Structured figure records:
▽

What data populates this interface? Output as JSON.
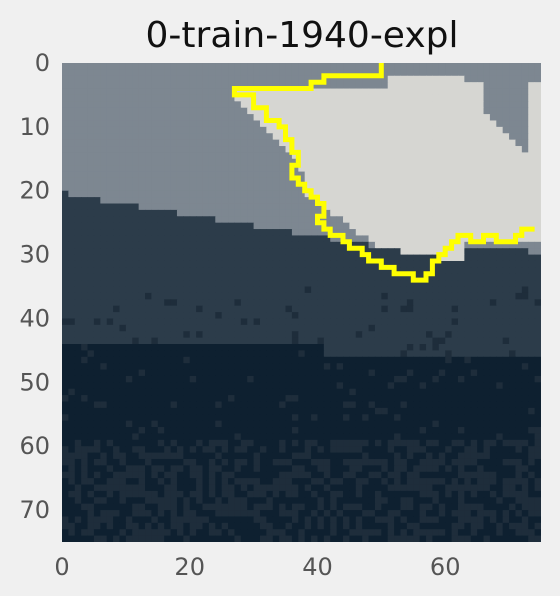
{
  "chart_data": {
    "type": "heatmap",
    "title": "0-train-1940-expl",
    "xlabel": "",
    "ylabel": "",
    "xlim": [
      0,
      74
    ],
    "ylim": [
      74,
      0
    ],
    "x_ticks": [
      "0",
      "20",
      "40",
      "60"
    ],
    "x_tick_values": [
      0,
      20,
      40,
      60
    ],
    "y_ticks": [
      "0",
      "10",
      "20",
      "30",
      "40",
      "50",
      "60",
      "70"
    ],
    "y_tick_values": [
      0,
      10,
      20,
      30,
      40,
      50,
      60,
      70
    ],
    "grid": false,
    "image_description": "grayscale-toned landscape: light sky, mountain ridge, dark valley, textured ground",
    "regions": [
      {
        "name": "sky",
        "color": "#7d8791"
      },
      {
        "name": "bright-cloud-region",
        "color": "#d6d6d2"
      },
      {
        "name": "mountains",
        "color": "#2c3c4a"
      },
      {
        "name": "dark-band",
        "color": "#0e2030"
      },
      {
        "name": "ground",
        "color": "#1e2d3b"
      }
    ],
    "explanation_outline": {
      "color": "#ffff00",
      "points": [
        [
          50,
          0
        ],
        [
          50,
          2
        ],
        [
          41,
          2
        ],
        [
          41,
          3
        ],
        [
          39,
          3
        ],
        [
          39,
          4
        ],
        [
          27,
          4
        ],
        [
          27,
          5
        ],
        [
          30,
          5
        ],
        [
          30,
          7
        ],
        [
          32,
          7
        ],
        [
          32,
          9
        ],
        [
          34,
          9
        ],
        [
          34,
          10
        ],
        [
          35,
          10
        ],
        [
          35,
          12
        ],
        [
          36,
          12
        ],
        [
          36,
          14
        ],
        [
          37,
          14
        ],
        [
          37,
          16
        ],
        [
          36,
          16
        ],
        [
          36,
          18
        ],
        [
          37,
          18
        ],
        [
          37,
          19
        ],
        [
          38,
          19
        ],
        [
          38,
          20
        ],
        [
          39,
          20
        ],
        [
          39,
          21
        ],
        [
          40,
          21
        ],
        [
          40,
          22
        ],
        [
          41,
          22
        ],
        [
          41,
          24
        ],
        [
          40,
          24
        ],
        [
          40,
          25
        ],
        [
          41,
          25
        ],
        [
          41,
          26
        ],
        [
          42,
          26
        ],
        [
          42,
          27
        ],
        [
          44,
          27
        ],
        [
          44,
          28
        ],
        [
          45,
          28
        ],
        [
          45,
          29
        ],
        [
          47,
          29
        ],
        [
          47,
          30
        ],
        [
          48,
          30
        ],
        [
          48,
          31
        ],
        [
          50,
          31
        ],
        [
          50,
          32
        ],
        [
          52,
          32
        ],
        [
          52,
          33
        ],
        [
          55,
          33
        ],
        [
          55,
          34
        ],
        [
          57,
          34
        ],
        [
          57,
          33
        ],
        [
          58,
          33
        ],
        [
          58,
          31
        ],
        [
          59,
          31
        ],
        [
          59,
          30
        ],
        [
          60,
          30
        ],
        [
          60,
          29
        ],
        [
          61,
          29
        ],
        [
          61,
          28
        ],
        [
          62,
          28
        ],
        [
          62,
          27
        ],
        [
          64,
          27
        ],
        [
          64,
          28
        ],
        [
          66,
          28
        ],
        [
          66,
          27
        ],
        [
          68,
          27
        ],
        [
          68,
          28
        ],
        [
          71,
          28
        ],
        [
          71,
          27
        ],
        [
          72,
          27
        ],
        [
          72,
          26
        ],
        [
          74,
          26
        ]
      ]
    }
  }
}
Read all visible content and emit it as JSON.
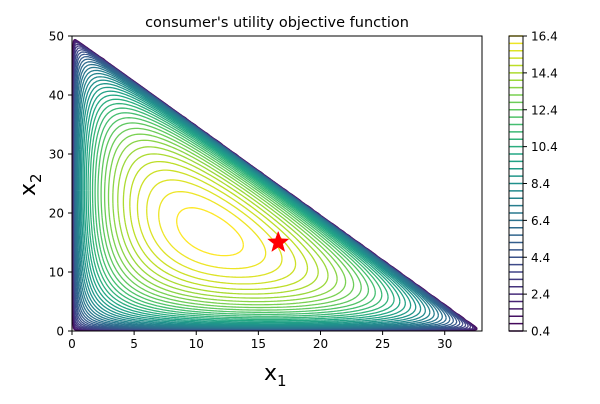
{
  "chart_data": {
    "type": "contour",
    "title": "consumer's utility objective function",
    "xlabel": "x",
    "xlabel_sub": "1",
    "ylabel": "x",
    "ylabel_sub": "2",
    "xlim": [
      0,
      33
    ],
    "ylim": [
      0,
      50
    ],
    "x_ticks": [
      "0",
      "5",
      "10",
      "15",
      "20",
      "25",
      "30"
    ],
    "y_ticks": [
      "0",
      "10",
      "20",
      "30",
      "40",
      "50"
    ],
    "feasible_region": {
      "vertices": [
        [
          0,
          0
        ],
        [
          33,
          0
        ],
        [
          0,
          50
        ]
      ]
    },
    "optimum": {
      "x": 16.6,
      "y": 15.0,
      "marker": "star",
      "color": "#ff0000"
    },
    "colorbar": {
      "min": 0.4,
      "max": 16.4,
      "step": 0.4,
      "ticks": [
        "0.4",
        "2.4",
        "4.4",
        "6.4",
        "8.4",
        "10.4",
        "12.4",
        "14.4",
        "16.4"
      ],
      "colormap": "viridis"
    },
    "contour_levels": {
      "min": 0.4,
      "max": 16.4,
      "step": 0.4
    },
    "grid": false
  }
}
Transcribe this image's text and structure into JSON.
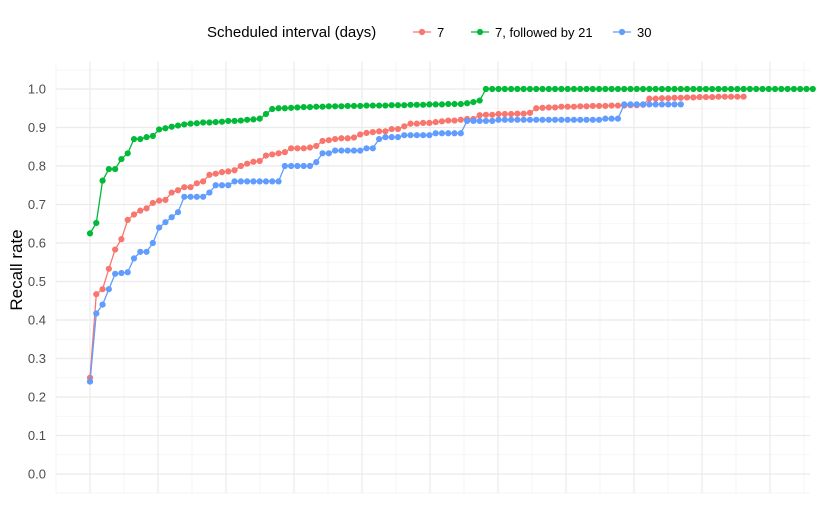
{
  "chart_data": {
    "type": "line",
    "title": "",
    "xlabel": "",
    "ylabel": "Recall rate",
    "ylim": [
      0,
      1.0
    ],
    "y_ticks": [
      "0.0",
      "0.1",
      "0.2",
      "0.3",
      "0.4",
      "0.5",
      "0.6",
      "0.7",
      "0.8",
      "0.9",
      "1.0"
    ],
    "x_tick_labels": [],
    "grid": true,
    "legend": {
      "title": "Scheduled interval (days)",
      "position": "top"
    },
    "series": [
      {
        "name": "7",
        "color": "#F8766D",
        "values": [
          0.25,
          0.467,
          0.48,
          0.533,
          0.583,
          0.61,
          0.66,
          0.674,
          0.684,
          0.69,
          0.704,
          0.71,
          0.712,
          0.731,
          0.737,
          0.745,
          0.745,
          0.755,
          0.76,
          0.777,
          0.78,
          0.784,
          0.786,
          0.789,
          0.8,
          0.806,
          0.811,
          0.813,
          0.827,
          0.83,
          0.833,
          0.836,
          0.846,
          0.846,
          0.846,
          0.848,
          0.852,
          0.865,
          0.867,
          0.87,
          0.872,
          0.872,
          0.874,
          0.882,
          0.886,
          0.888,
          0.89,
          0.89,
          0.896,
          0.896,
          0.903,
          0.91,
          0.91,
          0.912,
          0.912,
          0.914,
          0.916,
          0.918,
          0.918,
          0.92,
          0.922,
          0.922,
          0.932,
          0.933,
          0.933,
          0.935,
          0.935,
          0.935,
          0.936,
          0.936,
          0.938,
          0.95,
          0.951,
          0.952,
          0.952,
          0.954,
          0.954,
          0.954,
          0.955,
          0.955,
          0.956,
          0.956,
          0.956,
          0.957,
          0.957,
          0.957,
          0.958,
          0.958,
          0.959,
          0.975,
          0.975,
          0.976,
          0.976,
          0.977,
          0.977,
          0.978,
          0.978,
          0.979,
          0.979,
          0.979,
          0.98,
          0.98,
          0.98,
          0.98,
          0.98
        ]
      },
      {
        "name": "7, followed by 21",
        "color": "#00BA38",
        "values": [
          0.625,
          0.652,
          0.762,
          0.792,
          0.792,
          0.818,
          0.833,
          0.87,
          0.87,
          0.875,
          0.878,
          0.895,
          0.898,
          0.902,
          0.905,
          0.908,
          0.91,
          0.911,
          0.913,
          0.913,
          0.914,
          0.915,
          0.917,
          0.917,
          0.918,
          0.92,
          0.921,
          0.923,
          0.935,
          0.948,
          0.95,
          0.95,
          0.951,
          0.952,
          0.953,
          0.953,
          0.954,
          0.954,
          0.955,
          0.955,
          0.955,
          0.956,
          0.956,
          0.956,
          0.957,
          0.957,
          0.957,
          0.957,
          0.958,
          0.958,
          0.958,
          0.959,
          0.959,
          0.959,
          0.96,
          0.96,
          0.96,
          0.961,
          0.961,
          0.961,
          0.963,
          0.966,
          0.97,
          1.0,
          1.0,
          1.0,
          1.0,
          1.0,
          1.0,
          1.0,
          1.0,
          1.0,
          1.0,
          1.0,
          1.0,
          1.0,
          1.0,
          1.0,
          1.0,
          1.0,
          1.0,
          1.0,
          1.0,
          1.0,
          1.0,
          1.0,
          1.0,
          1.0,
          1.0,
          1.0,
          1.0,
          1.0,
          1.0,
          1.0,
          1.0,
          1.0,
          1.0,
          1.0,
          1.0,
          1.0,
          1.0,
          1.0,
          1.0,
          1.0,
          1.0,
          1.0,
          1.0,
          1.0,
          1.0,
          1.0,
          1.0,
          1.0,
          1.0,
          1.0,
          1.0,
          1.0
        ]
      },
      {
        "name": "30",
        "color": "#619CFF",
        "values": [
          0.24,
          0.417,
          0.44,
          0.48,
          0.52,
          0.522,
          0.524,
          0.56,
          0.577,
          0.577,
          0.6,
          0.64,
          0.654,
          0.667,
          0.68,
          0.72,
          0.72,
          0.72,
          0.72,
          0.731,
          0.75,
          0.75,
          0.75,
          0.76,
          0.76,
          0.76,
          0.76,
          0.76,
          0.76,
          0.76,
          0.76,
          0.8,
          0.8,
          0.8,
          0.8,
          0.8,
          0.81,
          0.833,
          0.833,
          0.84,
          0.84,
          0.84,
          0.84,
          0.84,
          0.846,
          0.846,
          0.87,
          0.875,
          0.875,
          0.875,
          0.88,
          0.88,
          0.88,
          0.88,
          0.88,
          0.885,
          0.885,
          0.885,
          0.885,
          0.885,
          0.917,
          0.917,
          0.917,
          0.917,
          0.917,
          0.92,
          0.92,
          0.92,
          0.92,
          0.92,
          0.92,
          0.92,
          0.92,
          0.92,
          0.92,
          0.92,
          0.92,
          0.92,
          0.92,
          0.92,
          0.92,
          0.92,
          0.923,
          0.923,
          0.923,
          0.96,
          0.96,
          0.96,
          0.96,
          0.96,
          0.96,
          0.96,
          0.96,
          0.96,
          0.96
        ]
      }
    ]
  }
}
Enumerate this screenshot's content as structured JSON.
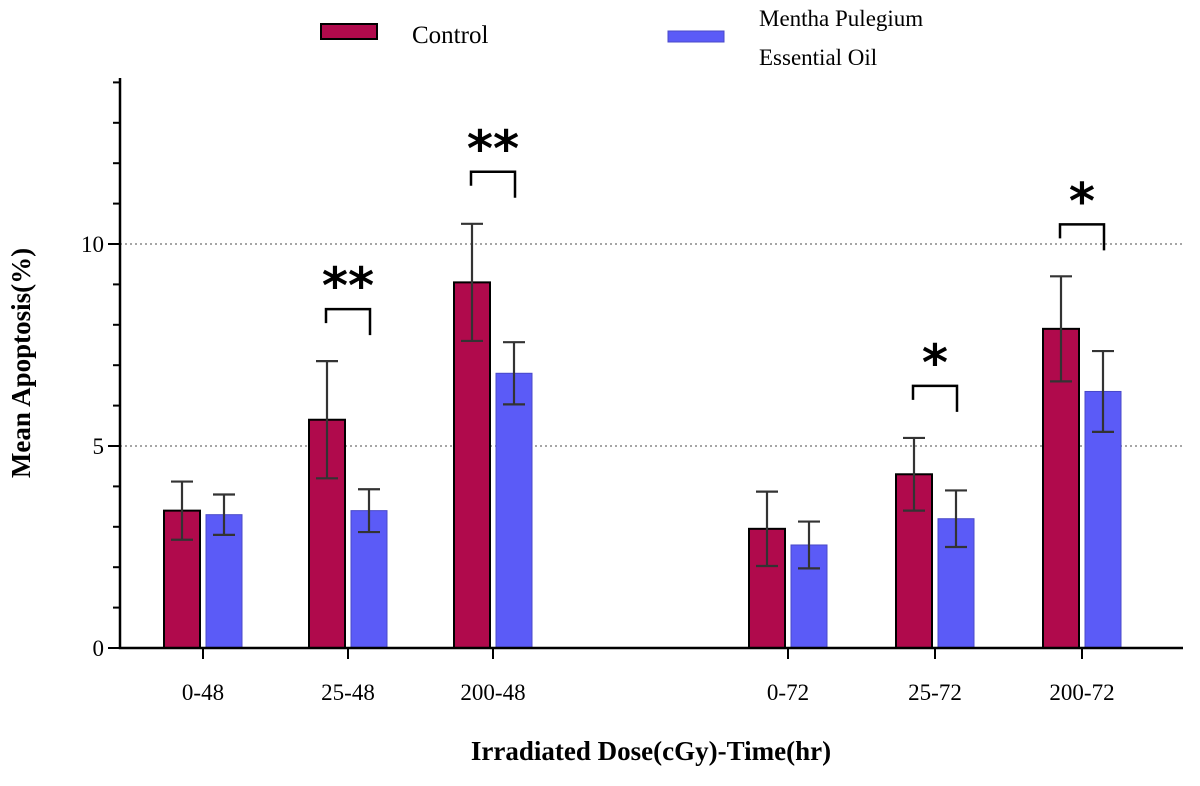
{
  "chart_data": {
    "type": "bar",
    "xlabel": "Irradiated Dose(cGy)-Time(hr)",
    "ylabel": "Mean Apoptosis(%)",
    "ylim": [
      0,
      14
    ],
    "yticks": [
      0,
      5,
      10
    ],
    "grid": "horizontal dotted at 5 and 10",
    "legend_position": "top-center",
    "categories": [
      "0-48",
      "25-48",
      "200-48",
      "0-72",
      "25-72",
      "200-72"
    ],
    "series": [
      {
        "name": "Control",
        "color": "#B00A4C",
        "values": [
          3.4,
          5.65,
          9.05,
          2.95,
          4.3,
          7.9
        ],
        "errors": [
          0.72,
          1.45,
          1.45,
          0.92,
          0.9,
          1.3
        ]
      },
      {
        "name_lines": [
          "Mentha Pulegium",
          "Essential Oil"
        ],
        "color": "#5B5BF7",
        "values": [
          3.3,
          3.4,
          6.8,
          2.55,
          3.2,
          6.35
        ],
        "errors": [
          0.5,
          0.53,
          0.77,
          0.58,
          0.7,
          1.0
        ]
      }
    ],
    "annotations": [
      {
        "category": "25-48",
        "text": "**"
      },
      {
        "category": "200-48",
        "text": "**"
      },
      {
        "category": "25-72",
        "text": "*"
      },
      {
        "category": "200-72",
        "text": "*"
      }
    ]
  }
}
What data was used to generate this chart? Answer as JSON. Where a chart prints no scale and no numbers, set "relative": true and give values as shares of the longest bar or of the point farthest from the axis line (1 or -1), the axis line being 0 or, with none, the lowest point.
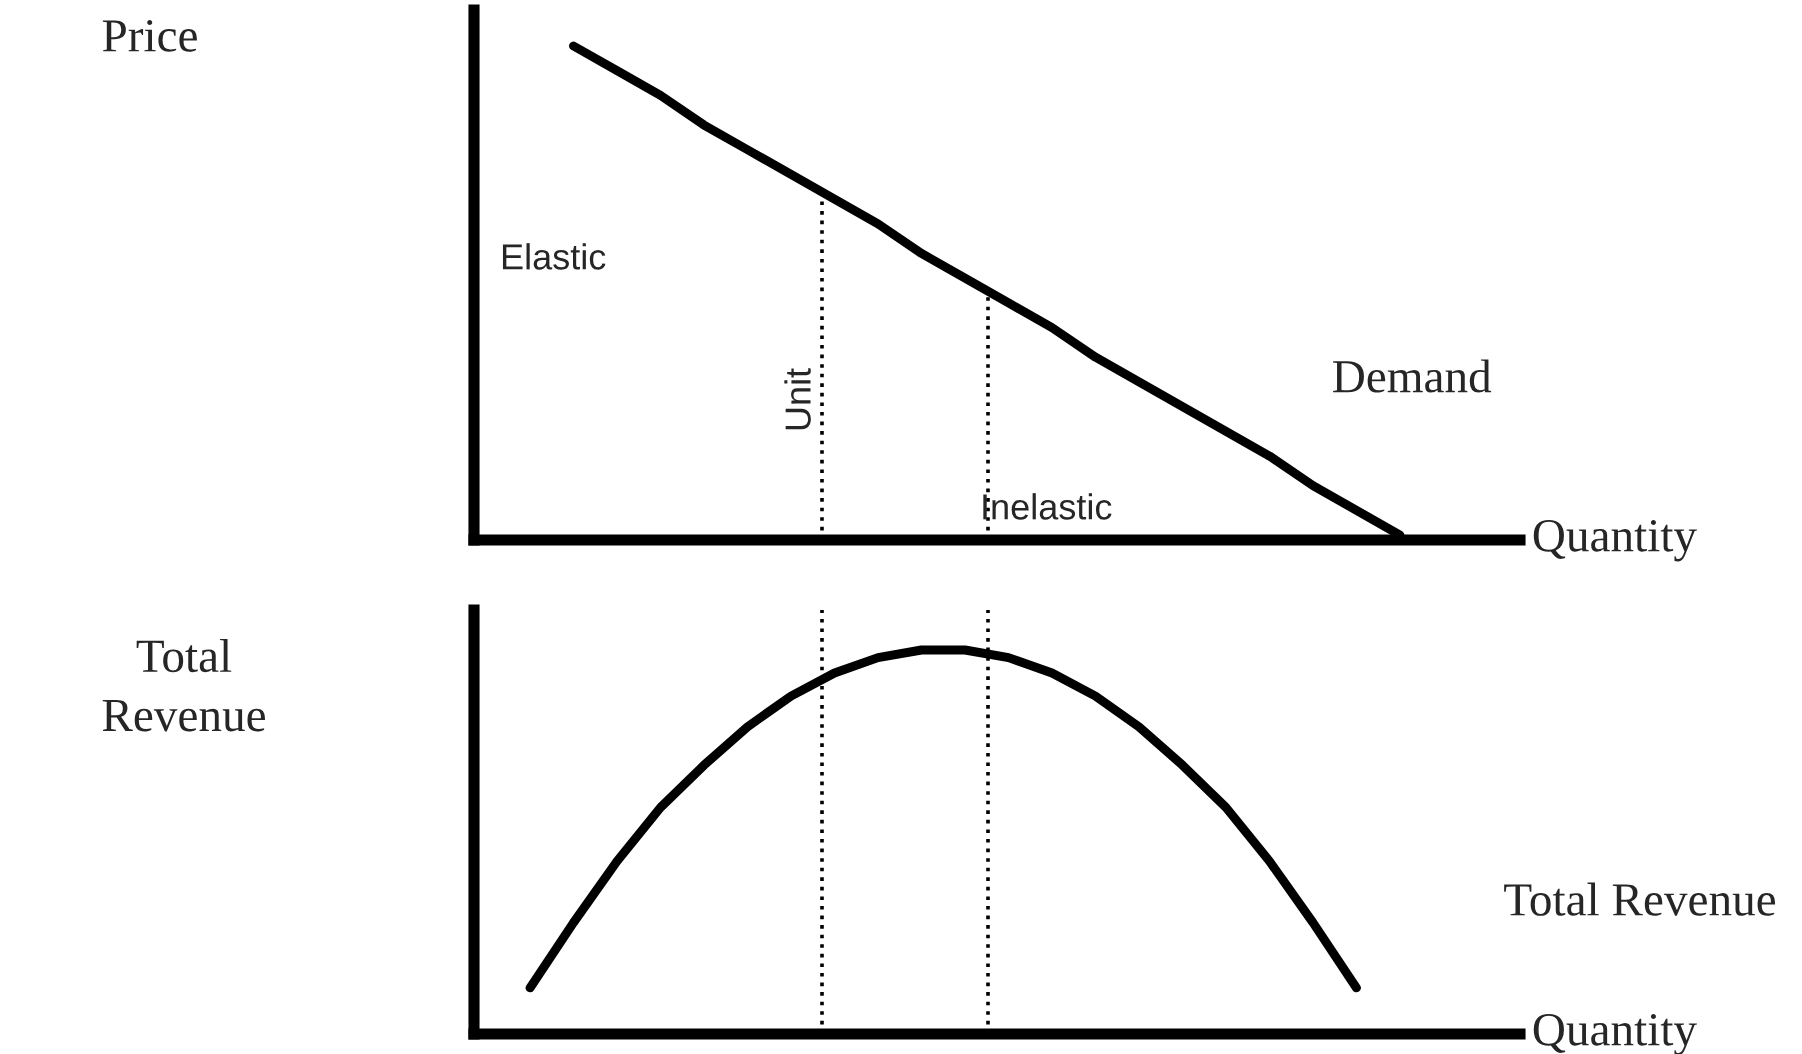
{
  "chart_data": [
    {
      "type": "line",
      "relative": true,
      "ylabel": "Price",
      "xlabel": "Quantity",
      "categories": [
        null,
        null,
        null,
        null,
        null,
        null,
        null,
        null,
        null,
        null,
        null,
        null,
        null,
        null,
        null,
        null,
        null,
        null,
        null,
        null,
        null
      ],
      "series": [
        {
          "name": "Demand",
          "color": "#000000",
          "values": [
            null,
            1.0,
            0.95,
            0.9,
            0.84,
            0.79,
            0.74,
            0.69,
            0.64,
            0.58,
            0.53,
            0.48,
            0.43,
            0.37,
            0.32,
            0.27,
            0.22,
            0.17,
            0.11,
            0.06,
            0.01
          ]
        }
      ],
      "annotations": [
        "Elastic",
        "Unit",
        "Inelastic"
      ],
      "legend": false,
      "marker": "none",
      "line_style": "solid"
    },
    {
      "type": "line",
      "relative": true,
      "ylabel": "Total\nRevenue",
      "xlabel": "Quantity",
      "categories": [
        null,
        null,
        null,
        null,
        null,
        null,
        null,
        null,
        null,
        null,
        null,
        null,
        null,
        null,
        null,
        null,
        null,
        null,
        null,
        null,
        null
      ],
      "series": [
        {
          "name": "Total Revenue",
          "color": "#000000",
          "values": [
            0.12,
            0.29,
            0.45,
            0.59,
            0.7,
            0.8,
            0.88,
            0.94,
            0.98,
            1.0,
            1.0,
            0.98,
            0.94,
            0.88,
            0.8,
            0.7,
            0.59,
            0.45,
            0.29,
            0.12,
            null
          ]
        }
      ],
      "legend": false,
      "marker": "none",
      "line_style": "solid"
    }
  ]
}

△

## WORK INSTRUCTIONS
Copy all lines from the material that hold "this".

## RIGHT ANSWER
What data populates this interface? Output as JSON.
Transcribe this image's text and structure into JSON.
Enumerate this screenshot's content as structured JSON.
What data was used to generate this chart? Answer as JSON. Where a chart prints no scale and no numbers, set "relative": true and give values as shares of the longest bar or of the point farthest from the axis line (1 or -1), the axis line being 0 or, with none, the lowest point.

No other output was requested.